### Your objective
Repeat all entries exactly.

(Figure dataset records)
= = =

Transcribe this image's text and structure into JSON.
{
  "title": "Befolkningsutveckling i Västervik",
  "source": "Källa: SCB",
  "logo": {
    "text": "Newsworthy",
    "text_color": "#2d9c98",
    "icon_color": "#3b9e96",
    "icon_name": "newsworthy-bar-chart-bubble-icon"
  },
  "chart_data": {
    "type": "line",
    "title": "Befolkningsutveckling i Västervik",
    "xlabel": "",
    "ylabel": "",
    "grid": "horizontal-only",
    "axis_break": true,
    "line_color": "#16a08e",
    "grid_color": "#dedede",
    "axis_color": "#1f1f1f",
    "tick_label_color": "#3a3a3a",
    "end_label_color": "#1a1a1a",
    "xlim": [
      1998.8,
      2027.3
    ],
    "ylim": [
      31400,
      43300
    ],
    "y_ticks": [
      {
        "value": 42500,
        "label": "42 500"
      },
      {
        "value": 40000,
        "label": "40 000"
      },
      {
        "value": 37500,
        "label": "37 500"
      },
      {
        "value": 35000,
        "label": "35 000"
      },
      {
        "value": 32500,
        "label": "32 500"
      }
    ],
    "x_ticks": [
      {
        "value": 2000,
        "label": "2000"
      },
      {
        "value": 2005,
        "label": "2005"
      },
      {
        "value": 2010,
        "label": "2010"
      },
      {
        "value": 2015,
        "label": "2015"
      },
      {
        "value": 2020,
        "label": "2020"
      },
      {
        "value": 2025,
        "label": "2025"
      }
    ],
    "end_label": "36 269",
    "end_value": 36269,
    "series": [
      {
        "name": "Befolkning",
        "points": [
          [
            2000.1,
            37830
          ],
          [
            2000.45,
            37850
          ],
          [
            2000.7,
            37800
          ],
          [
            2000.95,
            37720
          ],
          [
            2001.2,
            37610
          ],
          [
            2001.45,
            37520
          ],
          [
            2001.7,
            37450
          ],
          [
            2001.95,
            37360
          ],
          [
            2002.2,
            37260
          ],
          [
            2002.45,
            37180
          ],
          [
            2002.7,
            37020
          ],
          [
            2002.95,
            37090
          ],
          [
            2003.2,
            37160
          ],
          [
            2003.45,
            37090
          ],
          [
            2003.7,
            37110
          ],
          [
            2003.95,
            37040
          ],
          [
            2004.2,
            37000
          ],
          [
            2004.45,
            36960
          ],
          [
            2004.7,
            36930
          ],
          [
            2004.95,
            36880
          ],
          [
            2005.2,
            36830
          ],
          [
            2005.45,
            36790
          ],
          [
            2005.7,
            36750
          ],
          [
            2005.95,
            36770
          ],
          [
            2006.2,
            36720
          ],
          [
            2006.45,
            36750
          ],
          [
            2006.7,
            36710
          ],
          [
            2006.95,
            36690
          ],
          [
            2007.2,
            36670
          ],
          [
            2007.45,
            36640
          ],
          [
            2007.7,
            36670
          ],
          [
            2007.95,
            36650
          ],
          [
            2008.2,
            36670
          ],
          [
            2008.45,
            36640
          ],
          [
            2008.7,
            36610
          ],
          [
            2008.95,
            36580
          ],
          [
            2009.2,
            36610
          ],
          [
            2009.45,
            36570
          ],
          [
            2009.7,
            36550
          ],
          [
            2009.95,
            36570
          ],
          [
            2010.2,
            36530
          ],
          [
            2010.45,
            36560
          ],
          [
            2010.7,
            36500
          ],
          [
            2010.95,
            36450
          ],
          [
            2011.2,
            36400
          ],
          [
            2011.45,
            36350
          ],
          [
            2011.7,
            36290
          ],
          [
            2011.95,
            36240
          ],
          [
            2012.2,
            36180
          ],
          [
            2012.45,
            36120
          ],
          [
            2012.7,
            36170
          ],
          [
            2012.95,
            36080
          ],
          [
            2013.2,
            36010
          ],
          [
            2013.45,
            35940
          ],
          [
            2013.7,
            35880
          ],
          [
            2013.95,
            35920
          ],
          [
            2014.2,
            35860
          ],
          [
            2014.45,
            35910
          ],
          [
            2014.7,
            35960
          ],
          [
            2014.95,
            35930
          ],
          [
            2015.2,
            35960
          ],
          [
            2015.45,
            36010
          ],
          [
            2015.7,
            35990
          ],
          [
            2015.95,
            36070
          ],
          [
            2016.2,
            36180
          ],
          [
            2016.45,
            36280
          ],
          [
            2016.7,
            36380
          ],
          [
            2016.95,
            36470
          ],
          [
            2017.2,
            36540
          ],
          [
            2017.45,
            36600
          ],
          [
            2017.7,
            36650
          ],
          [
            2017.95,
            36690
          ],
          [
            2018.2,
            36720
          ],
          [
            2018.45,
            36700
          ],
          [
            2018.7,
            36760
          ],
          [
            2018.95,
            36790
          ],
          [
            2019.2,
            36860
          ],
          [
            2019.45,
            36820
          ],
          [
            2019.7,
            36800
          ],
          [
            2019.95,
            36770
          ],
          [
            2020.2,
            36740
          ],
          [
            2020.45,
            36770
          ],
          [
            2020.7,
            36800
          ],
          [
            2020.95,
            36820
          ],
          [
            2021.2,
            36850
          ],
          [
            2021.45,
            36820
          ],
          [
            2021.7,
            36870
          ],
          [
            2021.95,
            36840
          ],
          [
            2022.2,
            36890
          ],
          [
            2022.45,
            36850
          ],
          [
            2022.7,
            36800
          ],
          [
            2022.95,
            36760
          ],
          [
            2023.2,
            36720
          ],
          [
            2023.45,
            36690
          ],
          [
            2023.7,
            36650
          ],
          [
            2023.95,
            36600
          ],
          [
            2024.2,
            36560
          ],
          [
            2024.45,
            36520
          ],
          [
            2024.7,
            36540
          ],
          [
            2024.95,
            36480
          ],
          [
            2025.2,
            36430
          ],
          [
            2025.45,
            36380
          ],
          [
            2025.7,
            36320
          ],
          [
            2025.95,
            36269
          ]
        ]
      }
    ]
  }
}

= = =

### Reply to the exercise
Transcribe this image's text and structure into JSON.
{
  "title": "Befolkningsutveckling i Västervik",
  "source": "Källa: SCB",
  "logo": {
    "text": "Newsworthy",
    "text_color": "#2d9c98",
    "icon_color": "#3b9e96",
    "icon_name": "newsworthy-bar-chart-bubble-icon"
  },
  "chart_data": {
    "type": "line",
    "title": "Befolkningsutveckling i Västervik",
    "xlabel": "",
    "ylabel": "",
    "grid": "horizontal-only",
    "axis_break": true,
    "line_color": "#16a08e",
    "grid_color": "#dedede",
    "axis_color": "#1f1f1f",
    "tick_label_color": "#3a3a3a",
    "end_label_color": "#1a1a1a",
    "xlim": [
      1998.8,
      2027.3
    ],
    "ylim": [
      31400,
      43300
    ],
    "y_ticks": [
      {
        "value": 42500,
        "label": "42 500"
      },
      {
        "value": 40000,
        "label": "40 000"
      },
      {
        "value": 37500,
        "label": "37 500"
      },
      {
        "value": 35000,
        "label": "35 000"
      },
      {
        "value": 32500,
        "label": "32 500"
      }
    ],
    "x_ticks": [
      {
        "value": 2000,
        "label": "2000"
      },
      {
        "value": 2005,
        "label": "2005"
      },
      {
        "value": 2010,
        "label": "2010"
      },
      {
        "value": 2015,
        "label": "2015"
      },
      {
        "value": 2020,
        "label": "2020"
      },
      {
        "value": 2025,
        "label": "2025"
      }
    ],
    "end_label": "36 269",
    "end_value": 36269,
    "series": [
      {
        "name": "Befolkning",
        "points": [
          [
            2000.1,
            37830
          ],
          [
            2000.45,
            37850
          ],
          [
            2000.7,
            37800
          ],
          [
            2000.95,
            37720
          ],
          [
            2001.2,
            37610
          ],
          [
            2001.45,
            37520
          ],
          [
            2001.7,
            37450
          ],
          [
            2001.95,
            37360
          ],
          [
            2002.2,
            37260
          ],
          [
            2002.45,
            37180
          ],
          [
            2002.7,
            37020
          ],
          [
            2002.95,
            37090
          ],
          [
            2003.2,
            37160
          ],
          [
            2003.45,
            37090
          ],
          [
            2003.7,
            37110
          ],
          [
            2003.95,
            37040
          ],
          [
            2004.2,
            37000
          ],
          [
            2004.45,
            36960
          ],
          [
            2004.7,
            36930
          ],
          [
            2004.95,
            36880
          ],
          [
            2005.2,
            36830
          ],
          [
            2005.45,
            36790
          ],
          [
            2005.7,
            36750
          ],
          [
            2005.95,
            36770
          ],
          [
            2006.2,
            36720
          ],
          [
            2006.45,
            36750
          ],
          [
            2006.7,
            36710
          ],
          [
            2006.95,
            36690
          ],
          [
            2007.2,
            36670
          ],
          [
            2007.45,
            36640
          ],
          [
            2007.7,
            36670
          ],
          [
            2007.95,
            36650
          ],
          [
            2008.2,
            36670
          ],
          [
            2008.45,
            36640
          ],
          [
            2008.7,
            36610
          ],
          [
            2008.95,
            36580
          ],
          [
            2009.2,
            36610
          ],
          [
            2009.45,
            36570
          ],
          [
            2009.7,
            36550
          ],
          [
            2009.95,
            36570
          ],
          [
            2010.2,
            36530
          ],
          [
            2010.45,
            36560
          ],
          [
            2010.7,
            36500
          ],
          [
            2010.95,
            36450
          ],
          [
            2011.2,
            36400
          ],
          [
            2011.45,
            36350
          ],
          [
            2011.7,
            36290
          ],
          [
            2011.95,
            36240
          ],
          [
            2012.2,
            36180
          ],
          [
            2012.45,
            36120
          ],
          [
            2012.7,
            36170
          ],
          [
            2012.95,
            36080
          ],
          [
            2013.2,
            36010
          ],
          [
            2013.45,
            35940
          ],
          [
            2013.7,
            35880
          ],
          [
            2013.95,
            35920
          ],
          [
            2014.2,
            35860
          ],
          [
            2014.45,
            35910
          ],
          [
            2014.7,
            35960
          ],
          [
            2014.95,
            35930
          ],
          [
            2015.2,
            35960
          ],
          [
            2015.45,
            36010
          ],
          [
            2015.7,
            35990
          ],
          [
            2015.95,
            36070
          ],
          [
            2016.2,
            36180
          ],
          [
            2016.45,
            36280
          ],
          [
            2016.7,
            36380
          ],
          [
            2016.95,
            36470
          ],
          [
            2017.2,
            36540
          ],
          [
            2017.45,
            36600
          ],
          [
            2017.7,
            36650
          ],
          [
            2017.95,
            36690
          ],
          [
            2018.2,
            36720
          ],
          [
            2018.45,
            36700
          ],
          [
            2018.7,
            36760
          ],
          [
            2018.95,
            36790
          ],
          [
            2019.2,
            36860
          ],
          [
            2019.45,
            36820
          ],
          [
            2019.7,
            36800
          ],
          [
            2019.95,
            36770
          ],
          [
            2020.2,
            36740
          ],
          [
            2020.45,
            36770
          ],
          [
            2020.7,
            36800
          ],
          [
            2020.95,
            36820
          ],
          [
            2021.2,
            36850
          ],
          [
            2021.45,
            36820
          ],
          [
            2021.7,
            36870
          ],
          [
            2021.95,
            36840
          ],
          [
            2022.2,
            36890
          ],
          [
            2022.45,
            36850
          ],
          [
            2022.7,
            36800
          ],
          [
            2022.95,
            36760
          ],
          [
            2023.2,
            36720
          ],
          [
            2023.45,
            36690
          ],
          [
            2023.7,
            36650
          ],
          [
            2023.95,
            36600
          ],
          [
            2024.2,
            36560
          ],
          [
            2024.45,
            36520
          ],
          [
            2024.7,
            36540
          ],
          [
            2024.95,
            36480
          ],
          [
            2025.2,
            36430
          ],
          [
            2025.45,
            36380
          ],
          [
            2025.7,
            36320
          ],
          [
            2025.95,
            36269
          ]
        ]
      }
    ]
  }
}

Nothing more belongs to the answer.